◆ **Your instructions**:
Count how many lines in the material below hold the word "placed"; the reply is that number alone.

◆ **Exercise materials**:

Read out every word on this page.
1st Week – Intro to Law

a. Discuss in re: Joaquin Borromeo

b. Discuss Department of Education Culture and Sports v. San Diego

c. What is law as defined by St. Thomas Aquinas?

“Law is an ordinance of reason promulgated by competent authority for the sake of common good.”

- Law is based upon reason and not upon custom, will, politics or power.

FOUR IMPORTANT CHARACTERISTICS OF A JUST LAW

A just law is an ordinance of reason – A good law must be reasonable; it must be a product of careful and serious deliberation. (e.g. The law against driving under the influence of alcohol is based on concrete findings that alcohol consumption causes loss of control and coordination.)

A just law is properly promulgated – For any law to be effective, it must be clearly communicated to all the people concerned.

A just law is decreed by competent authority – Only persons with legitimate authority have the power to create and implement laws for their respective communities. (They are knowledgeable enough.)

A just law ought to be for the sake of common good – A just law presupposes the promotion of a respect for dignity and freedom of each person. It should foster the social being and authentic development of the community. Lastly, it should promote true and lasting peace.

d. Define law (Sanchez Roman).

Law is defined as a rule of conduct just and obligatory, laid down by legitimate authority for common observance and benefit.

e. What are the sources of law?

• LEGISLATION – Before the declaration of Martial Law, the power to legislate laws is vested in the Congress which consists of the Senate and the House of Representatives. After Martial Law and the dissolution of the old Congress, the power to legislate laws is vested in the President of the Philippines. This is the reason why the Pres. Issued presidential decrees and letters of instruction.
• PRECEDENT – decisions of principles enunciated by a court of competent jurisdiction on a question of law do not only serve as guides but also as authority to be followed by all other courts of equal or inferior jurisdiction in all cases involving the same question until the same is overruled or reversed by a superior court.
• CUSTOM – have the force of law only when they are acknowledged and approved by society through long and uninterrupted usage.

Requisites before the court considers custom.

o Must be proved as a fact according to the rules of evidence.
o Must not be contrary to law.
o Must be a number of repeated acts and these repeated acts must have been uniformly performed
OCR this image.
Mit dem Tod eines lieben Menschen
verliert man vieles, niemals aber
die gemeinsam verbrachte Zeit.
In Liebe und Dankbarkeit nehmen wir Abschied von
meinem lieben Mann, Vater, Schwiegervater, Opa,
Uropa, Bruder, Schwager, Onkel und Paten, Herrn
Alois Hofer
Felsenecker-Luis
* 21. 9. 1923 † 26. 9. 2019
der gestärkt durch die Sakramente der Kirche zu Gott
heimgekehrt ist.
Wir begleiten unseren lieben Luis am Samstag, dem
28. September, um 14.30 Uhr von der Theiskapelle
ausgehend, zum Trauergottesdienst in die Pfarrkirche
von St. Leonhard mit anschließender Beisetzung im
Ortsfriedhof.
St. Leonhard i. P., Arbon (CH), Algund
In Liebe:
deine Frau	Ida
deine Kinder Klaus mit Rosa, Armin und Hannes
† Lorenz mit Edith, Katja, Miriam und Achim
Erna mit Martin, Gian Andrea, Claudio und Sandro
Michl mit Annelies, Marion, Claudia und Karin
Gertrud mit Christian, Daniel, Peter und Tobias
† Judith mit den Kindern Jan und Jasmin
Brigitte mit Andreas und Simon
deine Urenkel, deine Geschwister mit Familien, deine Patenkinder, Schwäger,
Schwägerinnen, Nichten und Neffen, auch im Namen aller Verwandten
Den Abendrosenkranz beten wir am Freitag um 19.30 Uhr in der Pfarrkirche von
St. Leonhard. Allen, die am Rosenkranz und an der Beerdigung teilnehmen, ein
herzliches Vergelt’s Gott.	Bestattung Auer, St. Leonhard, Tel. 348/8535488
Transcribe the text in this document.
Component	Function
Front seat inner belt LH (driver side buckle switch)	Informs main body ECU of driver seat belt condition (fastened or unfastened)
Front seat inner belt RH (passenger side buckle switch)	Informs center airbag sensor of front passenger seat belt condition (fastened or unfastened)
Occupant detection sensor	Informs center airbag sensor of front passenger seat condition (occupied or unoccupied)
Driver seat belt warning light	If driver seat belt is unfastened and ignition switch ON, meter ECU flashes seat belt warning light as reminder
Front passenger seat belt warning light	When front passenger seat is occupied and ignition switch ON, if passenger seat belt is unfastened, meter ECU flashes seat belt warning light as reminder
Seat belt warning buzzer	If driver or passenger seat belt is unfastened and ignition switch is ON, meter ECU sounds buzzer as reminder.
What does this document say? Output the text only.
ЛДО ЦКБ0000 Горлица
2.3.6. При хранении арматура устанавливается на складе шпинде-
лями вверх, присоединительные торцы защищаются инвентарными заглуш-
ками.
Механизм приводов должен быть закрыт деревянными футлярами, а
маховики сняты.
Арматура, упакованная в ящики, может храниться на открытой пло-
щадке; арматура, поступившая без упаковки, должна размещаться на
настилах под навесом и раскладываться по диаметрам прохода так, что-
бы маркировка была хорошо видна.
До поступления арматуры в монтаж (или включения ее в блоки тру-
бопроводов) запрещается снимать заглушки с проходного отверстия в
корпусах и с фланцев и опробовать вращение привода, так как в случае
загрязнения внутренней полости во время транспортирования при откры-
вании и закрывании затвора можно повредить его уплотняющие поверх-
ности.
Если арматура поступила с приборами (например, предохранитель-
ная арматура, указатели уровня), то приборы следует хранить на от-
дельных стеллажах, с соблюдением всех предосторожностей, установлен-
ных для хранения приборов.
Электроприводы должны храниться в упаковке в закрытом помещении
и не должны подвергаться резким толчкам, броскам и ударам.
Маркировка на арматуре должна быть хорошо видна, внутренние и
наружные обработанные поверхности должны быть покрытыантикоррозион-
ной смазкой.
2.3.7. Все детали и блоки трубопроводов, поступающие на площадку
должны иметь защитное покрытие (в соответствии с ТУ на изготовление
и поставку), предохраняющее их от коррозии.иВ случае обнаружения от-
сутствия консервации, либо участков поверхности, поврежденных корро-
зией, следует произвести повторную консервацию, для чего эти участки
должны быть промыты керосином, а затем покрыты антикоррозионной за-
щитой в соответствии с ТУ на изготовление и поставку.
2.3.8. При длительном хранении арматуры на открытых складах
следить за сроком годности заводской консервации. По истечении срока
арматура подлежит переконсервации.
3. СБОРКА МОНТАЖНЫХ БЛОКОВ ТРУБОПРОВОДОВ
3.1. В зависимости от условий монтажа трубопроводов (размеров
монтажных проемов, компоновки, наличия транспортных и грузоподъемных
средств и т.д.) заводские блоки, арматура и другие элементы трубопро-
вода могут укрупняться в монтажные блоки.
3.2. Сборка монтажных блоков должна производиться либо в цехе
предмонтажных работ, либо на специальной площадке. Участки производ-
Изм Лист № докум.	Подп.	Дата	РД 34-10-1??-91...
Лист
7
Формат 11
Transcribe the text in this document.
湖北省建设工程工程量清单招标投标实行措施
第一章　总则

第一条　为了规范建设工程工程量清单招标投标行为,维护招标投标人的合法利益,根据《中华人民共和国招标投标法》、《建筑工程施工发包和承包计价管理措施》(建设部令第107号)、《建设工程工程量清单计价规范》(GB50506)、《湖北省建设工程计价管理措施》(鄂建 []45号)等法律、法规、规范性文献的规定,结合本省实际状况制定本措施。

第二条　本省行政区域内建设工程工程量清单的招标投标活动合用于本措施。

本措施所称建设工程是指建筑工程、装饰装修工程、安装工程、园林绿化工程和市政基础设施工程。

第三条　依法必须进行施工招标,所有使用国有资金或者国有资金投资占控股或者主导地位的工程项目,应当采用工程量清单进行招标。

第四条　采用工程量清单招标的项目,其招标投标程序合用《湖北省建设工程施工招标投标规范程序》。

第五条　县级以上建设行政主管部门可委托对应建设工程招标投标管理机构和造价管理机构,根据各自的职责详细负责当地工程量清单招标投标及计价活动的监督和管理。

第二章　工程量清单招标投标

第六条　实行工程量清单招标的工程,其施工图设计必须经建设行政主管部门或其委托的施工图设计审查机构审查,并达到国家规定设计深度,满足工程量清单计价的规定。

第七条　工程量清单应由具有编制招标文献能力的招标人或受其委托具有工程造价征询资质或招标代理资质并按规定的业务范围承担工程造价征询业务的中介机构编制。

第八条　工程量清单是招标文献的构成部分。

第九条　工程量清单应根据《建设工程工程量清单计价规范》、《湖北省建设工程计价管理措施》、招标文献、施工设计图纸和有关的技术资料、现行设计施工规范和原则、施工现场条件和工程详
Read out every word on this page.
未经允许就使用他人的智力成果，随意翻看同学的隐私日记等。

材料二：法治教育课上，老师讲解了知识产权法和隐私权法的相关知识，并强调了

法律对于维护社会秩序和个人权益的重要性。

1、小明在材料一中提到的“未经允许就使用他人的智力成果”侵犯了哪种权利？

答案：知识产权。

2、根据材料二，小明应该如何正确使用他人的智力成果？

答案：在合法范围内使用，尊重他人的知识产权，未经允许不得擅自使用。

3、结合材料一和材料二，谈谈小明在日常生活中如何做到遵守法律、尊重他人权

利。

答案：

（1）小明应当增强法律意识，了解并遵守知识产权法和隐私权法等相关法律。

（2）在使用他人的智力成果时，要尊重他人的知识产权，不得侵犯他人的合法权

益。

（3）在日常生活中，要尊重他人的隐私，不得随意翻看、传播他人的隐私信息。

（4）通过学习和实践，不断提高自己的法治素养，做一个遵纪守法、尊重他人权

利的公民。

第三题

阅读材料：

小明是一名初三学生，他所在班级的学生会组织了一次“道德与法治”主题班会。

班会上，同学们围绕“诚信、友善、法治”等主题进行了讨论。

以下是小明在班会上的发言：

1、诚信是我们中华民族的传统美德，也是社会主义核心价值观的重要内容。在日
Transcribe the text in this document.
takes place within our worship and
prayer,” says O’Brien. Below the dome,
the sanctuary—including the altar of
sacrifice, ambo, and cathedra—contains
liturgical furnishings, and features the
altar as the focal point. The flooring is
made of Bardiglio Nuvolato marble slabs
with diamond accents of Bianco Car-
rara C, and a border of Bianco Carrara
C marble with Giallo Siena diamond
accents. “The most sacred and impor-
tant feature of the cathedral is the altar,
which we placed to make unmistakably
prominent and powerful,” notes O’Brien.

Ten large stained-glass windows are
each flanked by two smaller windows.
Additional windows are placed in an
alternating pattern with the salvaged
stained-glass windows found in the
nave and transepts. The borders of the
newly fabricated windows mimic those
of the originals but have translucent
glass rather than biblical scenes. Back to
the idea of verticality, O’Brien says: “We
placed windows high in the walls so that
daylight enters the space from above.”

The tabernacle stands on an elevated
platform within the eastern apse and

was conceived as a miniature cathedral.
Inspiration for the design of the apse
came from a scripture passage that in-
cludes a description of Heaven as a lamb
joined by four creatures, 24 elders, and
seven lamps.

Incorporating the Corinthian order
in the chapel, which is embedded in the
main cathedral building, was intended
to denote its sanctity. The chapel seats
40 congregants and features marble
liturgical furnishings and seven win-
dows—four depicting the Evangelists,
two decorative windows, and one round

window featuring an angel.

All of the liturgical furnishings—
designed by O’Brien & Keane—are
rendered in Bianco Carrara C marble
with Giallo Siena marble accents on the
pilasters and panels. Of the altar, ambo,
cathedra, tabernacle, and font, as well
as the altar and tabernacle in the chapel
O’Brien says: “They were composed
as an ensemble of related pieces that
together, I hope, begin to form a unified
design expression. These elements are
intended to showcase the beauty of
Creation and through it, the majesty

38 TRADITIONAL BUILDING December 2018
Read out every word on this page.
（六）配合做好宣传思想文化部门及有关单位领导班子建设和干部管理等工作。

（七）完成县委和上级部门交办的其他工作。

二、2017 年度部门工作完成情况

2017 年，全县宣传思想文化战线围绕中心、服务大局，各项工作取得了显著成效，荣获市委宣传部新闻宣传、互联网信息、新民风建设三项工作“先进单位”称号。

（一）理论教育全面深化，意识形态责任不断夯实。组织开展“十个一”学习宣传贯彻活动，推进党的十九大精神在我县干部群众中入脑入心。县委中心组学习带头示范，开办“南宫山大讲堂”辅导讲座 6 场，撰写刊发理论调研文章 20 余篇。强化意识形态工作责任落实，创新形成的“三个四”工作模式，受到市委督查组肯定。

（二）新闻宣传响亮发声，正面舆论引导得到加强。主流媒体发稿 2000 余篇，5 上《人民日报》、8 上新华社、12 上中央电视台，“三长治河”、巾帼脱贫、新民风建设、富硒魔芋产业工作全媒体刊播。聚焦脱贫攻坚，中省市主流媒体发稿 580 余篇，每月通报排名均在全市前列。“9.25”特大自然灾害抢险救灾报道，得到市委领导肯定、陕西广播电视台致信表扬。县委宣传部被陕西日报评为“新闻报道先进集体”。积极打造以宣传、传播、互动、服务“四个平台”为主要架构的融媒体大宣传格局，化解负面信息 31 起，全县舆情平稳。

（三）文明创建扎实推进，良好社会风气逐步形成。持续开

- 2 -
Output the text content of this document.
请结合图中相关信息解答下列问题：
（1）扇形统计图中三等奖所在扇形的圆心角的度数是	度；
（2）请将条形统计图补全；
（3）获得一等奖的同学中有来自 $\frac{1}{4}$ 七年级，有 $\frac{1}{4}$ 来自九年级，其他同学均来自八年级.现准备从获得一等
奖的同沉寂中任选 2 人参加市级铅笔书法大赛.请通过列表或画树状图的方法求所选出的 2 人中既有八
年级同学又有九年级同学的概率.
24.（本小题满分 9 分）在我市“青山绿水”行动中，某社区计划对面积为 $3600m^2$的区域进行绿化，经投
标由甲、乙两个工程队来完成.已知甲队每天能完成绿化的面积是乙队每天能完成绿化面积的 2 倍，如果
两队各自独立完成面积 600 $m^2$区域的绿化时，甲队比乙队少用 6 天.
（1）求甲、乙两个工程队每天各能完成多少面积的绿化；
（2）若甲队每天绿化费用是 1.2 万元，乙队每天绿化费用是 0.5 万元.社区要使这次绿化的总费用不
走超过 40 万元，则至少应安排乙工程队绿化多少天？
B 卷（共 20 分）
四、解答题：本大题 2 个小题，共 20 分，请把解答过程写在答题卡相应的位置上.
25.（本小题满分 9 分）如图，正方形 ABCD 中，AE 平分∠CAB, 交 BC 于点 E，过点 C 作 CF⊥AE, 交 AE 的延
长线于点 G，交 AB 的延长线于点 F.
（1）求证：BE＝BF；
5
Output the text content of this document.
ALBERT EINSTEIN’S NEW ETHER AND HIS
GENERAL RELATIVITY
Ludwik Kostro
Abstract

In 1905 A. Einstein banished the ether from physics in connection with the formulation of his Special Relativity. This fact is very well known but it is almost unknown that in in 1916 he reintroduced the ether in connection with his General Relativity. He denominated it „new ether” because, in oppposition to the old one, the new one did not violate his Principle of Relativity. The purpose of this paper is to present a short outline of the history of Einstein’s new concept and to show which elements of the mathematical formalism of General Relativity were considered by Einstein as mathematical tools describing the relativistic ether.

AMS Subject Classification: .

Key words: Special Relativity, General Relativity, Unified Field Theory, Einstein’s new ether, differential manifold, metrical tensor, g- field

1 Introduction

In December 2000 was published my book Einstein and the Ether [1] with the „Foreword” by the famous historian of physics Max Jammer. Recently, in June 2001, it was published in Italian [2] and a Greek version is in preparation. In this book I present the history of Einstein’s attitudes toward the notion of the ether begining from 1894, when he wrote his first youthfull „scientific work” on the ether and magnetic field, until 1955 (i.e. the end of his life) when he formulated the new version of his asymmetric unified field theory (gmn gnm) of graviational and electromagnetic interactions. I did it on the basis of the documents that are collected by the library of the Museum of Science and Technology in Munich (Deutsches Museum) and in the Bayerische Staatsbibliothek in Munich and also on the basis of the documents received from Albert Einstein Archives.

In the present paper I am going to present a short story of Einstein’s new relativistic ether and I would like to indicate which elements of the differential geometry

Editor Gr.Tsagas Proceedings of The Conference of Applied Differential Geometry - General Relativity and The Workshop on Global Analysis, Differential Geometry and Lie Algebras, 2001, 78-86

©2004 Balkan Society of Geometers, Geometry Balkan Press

◆ **Answer to the exercise**:
3